Review the material line by line. Identify and copy every line that contains the string "this".
--- start RECORD EXCERPTS ---
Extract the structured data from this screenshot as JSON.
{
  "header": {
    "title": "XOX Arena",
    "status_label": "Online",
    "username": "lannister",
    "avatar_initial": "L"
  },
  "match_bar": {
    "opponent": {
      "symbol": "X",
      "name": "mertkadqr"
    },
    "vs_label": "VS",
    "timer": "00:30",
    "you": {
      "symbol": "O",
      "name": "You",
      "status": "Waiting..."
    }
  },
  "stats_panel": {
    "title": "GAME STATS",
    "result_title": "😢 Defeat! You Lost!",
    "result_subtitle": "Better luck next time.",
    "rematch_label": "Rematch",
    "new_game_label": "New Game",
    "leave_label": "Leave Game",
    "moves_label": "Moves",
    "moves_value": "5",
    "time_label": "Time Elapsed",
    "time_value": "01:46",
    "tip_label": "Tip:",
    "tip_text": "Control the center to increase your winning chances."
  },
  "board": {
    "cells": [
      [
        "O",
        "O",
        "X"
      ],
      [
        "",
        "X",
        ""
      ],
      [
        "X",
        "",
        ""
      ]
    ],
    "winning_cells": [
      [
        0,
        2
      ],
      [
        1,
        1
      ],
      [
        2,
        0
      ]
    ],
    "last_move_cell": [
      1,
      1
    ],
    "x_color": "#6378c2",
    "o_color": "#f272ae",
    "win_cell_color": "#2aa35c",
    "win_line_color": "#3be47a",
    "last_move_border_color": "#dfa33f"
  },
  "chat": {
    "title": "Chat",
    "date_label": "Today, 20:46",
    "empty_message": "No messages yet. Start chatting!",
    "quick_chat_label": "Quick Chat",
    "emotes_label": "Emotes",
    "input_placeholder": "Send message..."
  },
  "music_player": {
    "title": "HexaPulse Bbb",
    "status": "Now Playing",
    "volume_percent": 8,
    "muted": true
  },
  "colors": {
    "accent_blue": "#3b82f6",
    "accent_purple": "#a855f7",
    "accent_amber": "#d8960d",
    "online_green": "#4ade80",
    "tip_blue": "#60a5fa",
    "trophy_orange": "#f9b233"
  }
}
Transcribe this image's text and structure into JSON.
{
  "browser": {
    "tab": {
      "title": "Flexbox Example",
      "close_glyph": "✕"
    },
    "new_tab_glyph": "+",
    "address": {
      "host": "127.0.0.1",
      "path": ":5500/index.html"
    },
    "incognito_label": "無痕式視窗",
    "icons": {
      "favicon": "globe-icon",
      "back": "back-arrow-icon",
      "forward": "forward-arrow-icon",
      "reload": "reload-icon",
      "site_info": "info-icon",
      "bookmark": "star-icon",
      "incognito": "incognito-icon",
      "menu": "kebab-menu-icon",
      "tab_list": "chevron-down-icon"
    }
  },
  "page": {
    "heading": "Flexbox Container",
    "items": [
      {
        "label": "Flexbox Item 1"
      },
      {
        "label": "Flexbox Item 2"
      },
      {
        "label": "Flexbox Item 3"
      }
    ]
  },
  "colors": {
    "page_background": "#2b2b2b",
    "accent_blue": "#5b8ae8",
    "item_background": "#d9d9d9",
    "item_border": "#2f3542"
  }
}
--- end RECORD EXCERPTS ---
→ RESPONSE BELOW
Extract the structured data from this screenshot as JSON.
Transcribe this image's text and structure into JSON.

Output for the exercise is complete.